START INPUT ROWS
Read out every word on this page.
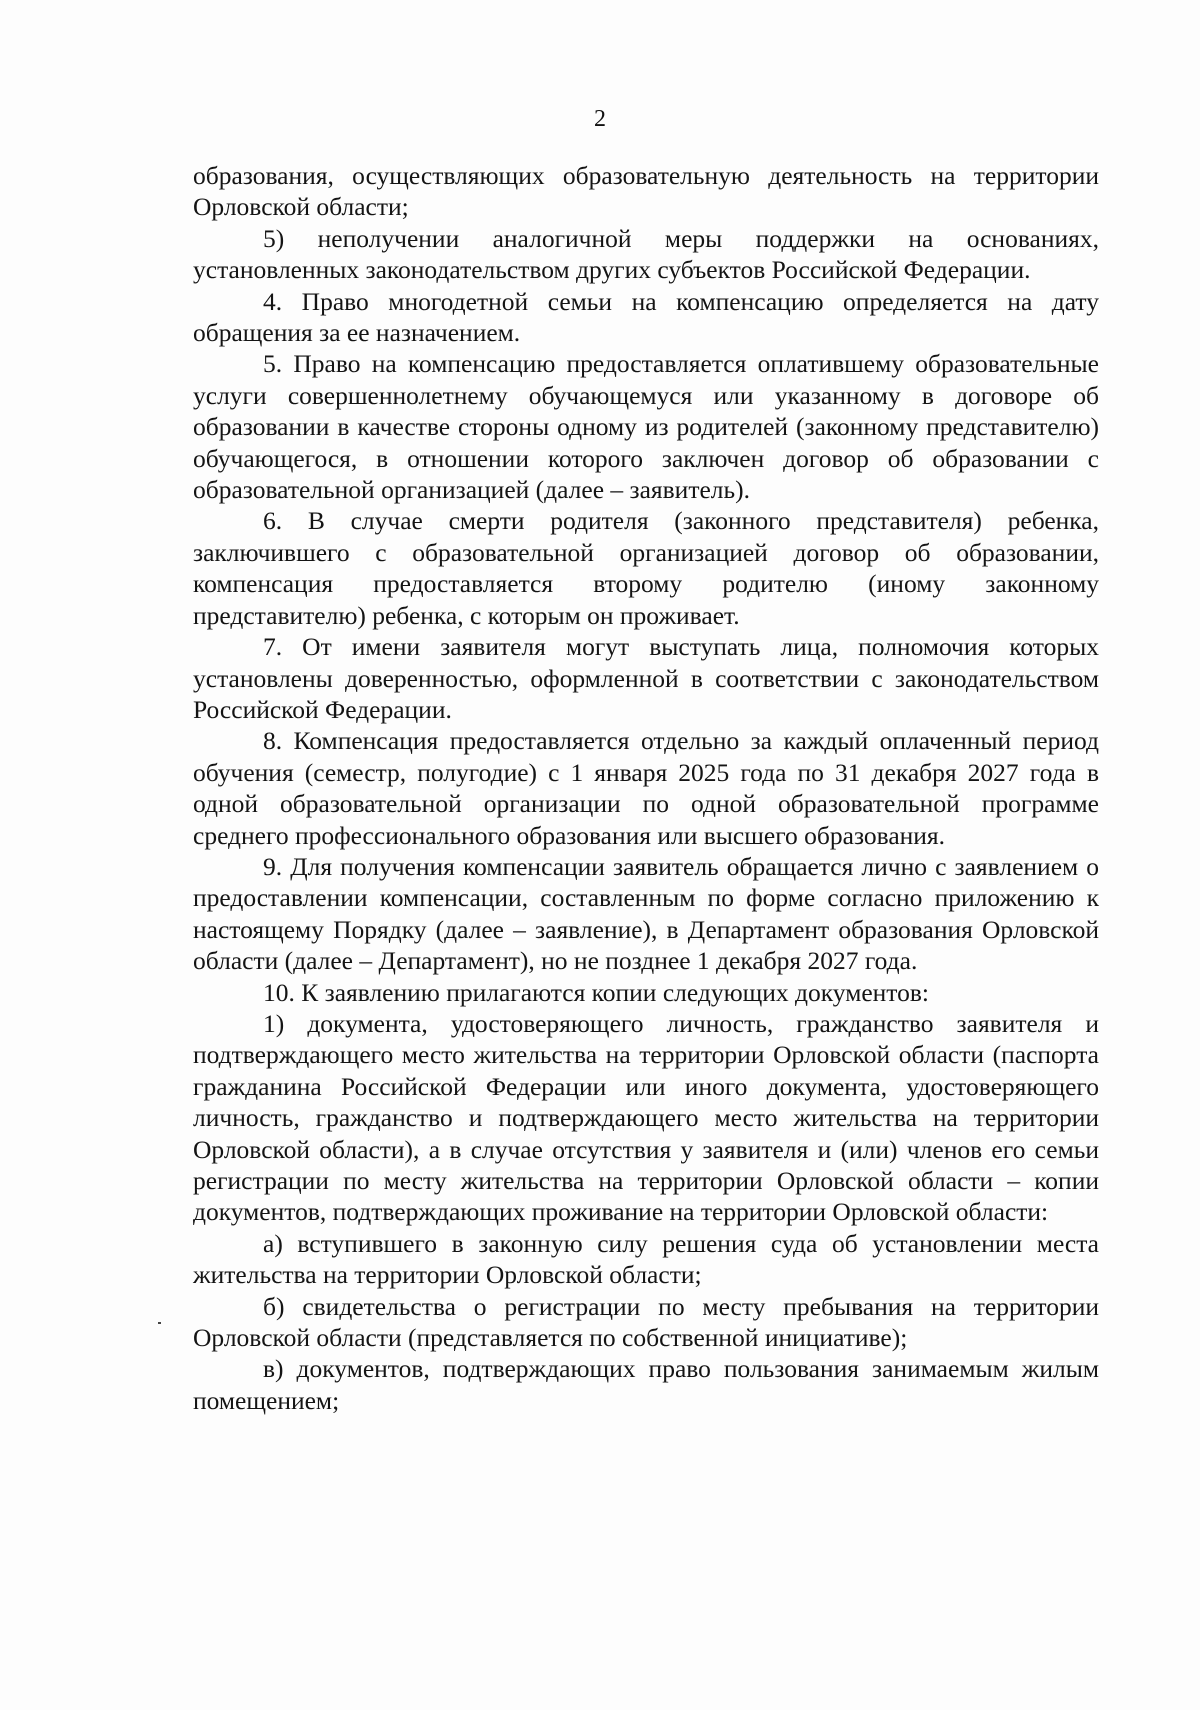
2

образования, осуществляющих образовательную деятельность на территории Орловской области;

5) неполучении аналогичной меры поддержки на основаниях, установленных законодательством других субъектов Российской Федерации.

4. Право многодетной семьи на компенсацию определяется на дату обращения за ее назначением.

5. Право на компенсацию предоставляется оплатившему образовательные услуги совершеннолетнему обучающемуся или указанному в договоре об образовании в качестве стороны одному из родителей (законному представителю) обучающегося, в отношении которого заключен договор об образовании с образовательной организацией (далее – заявитель).

6. В случае смерти родителя (законного представителя) ребенка, заключившего с образовательной организацией договор об образовании, компенсация предоставляется второму родителю (иному законному представителю) ребенка, с которым он проживает.

7. От имени заявителя могут выступать лица, полномочия которых установлены доверенностью, оформленной в соответствии с законодательством Российской Федерации.

8. Компенсация предоставляется отдельно за каждый оплаченный период обучения (семестр, полугодие) с 1 января 2025 года по 31 декабря 2027 года в одной образовательной организации по одной образовательной программе среднего профессионального образования или высшего образования.

9. Для получения компенсации заявитель обращается лично с заявлением о предоставлении компенсации, составленным по форме согласно приложению к настоящему Порядку (далее – заявление), в Департамент образования Орловской области (далее – Департамент), но не позднее 1 декабря 2027 года.

10. К заявлению прилагаются копии следующих документов:

1) документа, удостоверяющего личность, гражданство заявителя и подтверждающего место жительства на территории Орловской области (паспорта гражданина Российской Федерации или иного документа, удостоверяющего личность, гражданство и подтверждающего место жительства на территории Орловской области), а в случае отсутствия у заявителя и (или) членов его семьи регистрации по месту жительства на территории Орловской области – копии документов, подтверждающих проживание на территории Орловской области:

а) вступившего в законную силу решения суда об установлении места жительства на территории Орловской области;

б) свидетельства о регистрации по месту пребывания на территории Орловской области (представляется по собственной инициативе);

в) документов, подтверждающих право пользования занимаемым жилым помещением;
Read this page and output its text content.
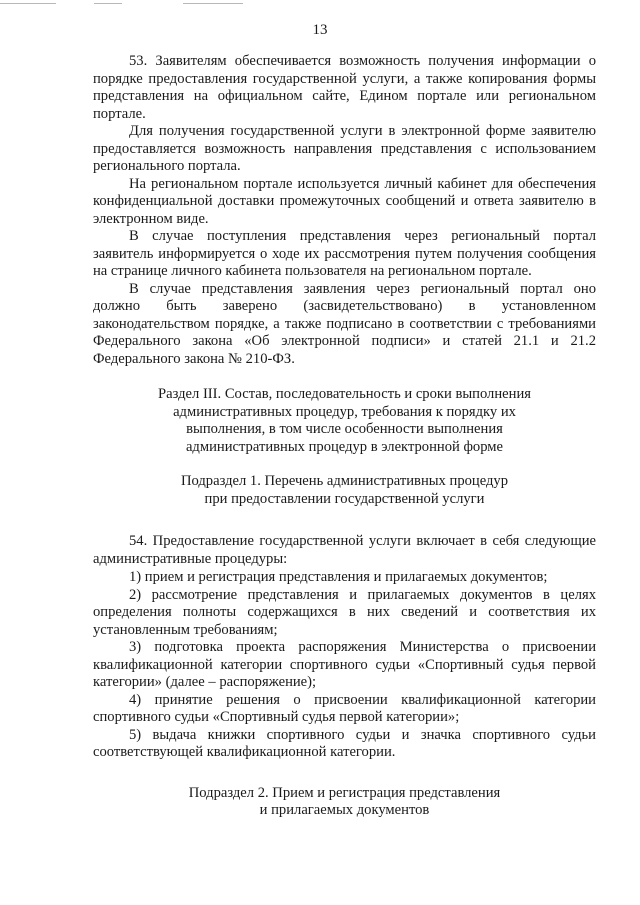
13

53. Заявителям обеспечивается возможность получения информации о порядке предоставления государственной услуги, а также копирования формы представления на официальном сайте, Едином портале или региональном портале.

Для получения государственной услуги в электронной форме заявителю предоставляется возможность направления представления с использованием регионального портала.

На региональном портале используется личный кабинет для обеспечения конфиденциальной доставки промежуточных сообщений и ответа заявителю в электронном виде.

В случае поступления представления через региональный портал заявитель информируется о ходе их рассмотрения путем получения сообщения на странице личного кабинета пользователя на региональном портале.

В случае представления заявления через региональный портал оно должно быть заверено (засвидетельствовано) в установленном законодательством порядке, а также подписано в соответствии с требованиями Федерального закона «Об электронной подписи» и статей 21.1 и 21.2 Федерального закона № 210-ФЗ.

Раздел III. Состав, последовательность и сроки выполнения
административных процедур, требования к порядку их
выполнения, в том числе особенности выполнения
административных процедур в электронной форме
Подраздел 1. Перечень административных процедур
при предоставлении государственной услуги

54. Предоставление государственной услуги включает в себя следующие административные процедуры:

1) прием и регистрация представления и прилагаемых документов;

2) рассмотрение представления и прилагаемых документов в целях определения полноты содержащихся в них сведений и соответствия их установленным требованиям;

3) подготовка проекта распоряжения Министерства о присвоении квалификационной категории спортивного судьи «Спортивный судья первой категории» (далее – распоряжение);

4) принятие решения о присвоении квалификационной категории спортивного судьи «Спортивный судья первой категории»;

5) выдача книжки спортивного судьи и значка спортивного судьи соответствующей квалификационной категории.

Подраздел 2. Прием и регистрация представления
и прилагаемых документов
END INPUT ROWS
(GOAL): Take each line containing the string "образования" and copy it out.

(PROBLEM SOLUTION):
образования, осуществляющих образовательную деятельность на территории Орловской области;
8. Компенсация предоставляется отдельно за каждый оплаченный период обучения (семестр, полугодие) с 1 января 2025 года по 31 декабря 2027 года в одной образовательной организации по одной образовательной программе среднего профессионального образования или высшего образования.
9. Для получения компенсации заявитель обращается лично с заявлением о предоставлении компенсации, составленным по форме согласно приложению к настоящему Порядку (далее – заявление), в Департамент образования Орловской области (далее – Департамент), но не позднее 1 декабря 2027 года.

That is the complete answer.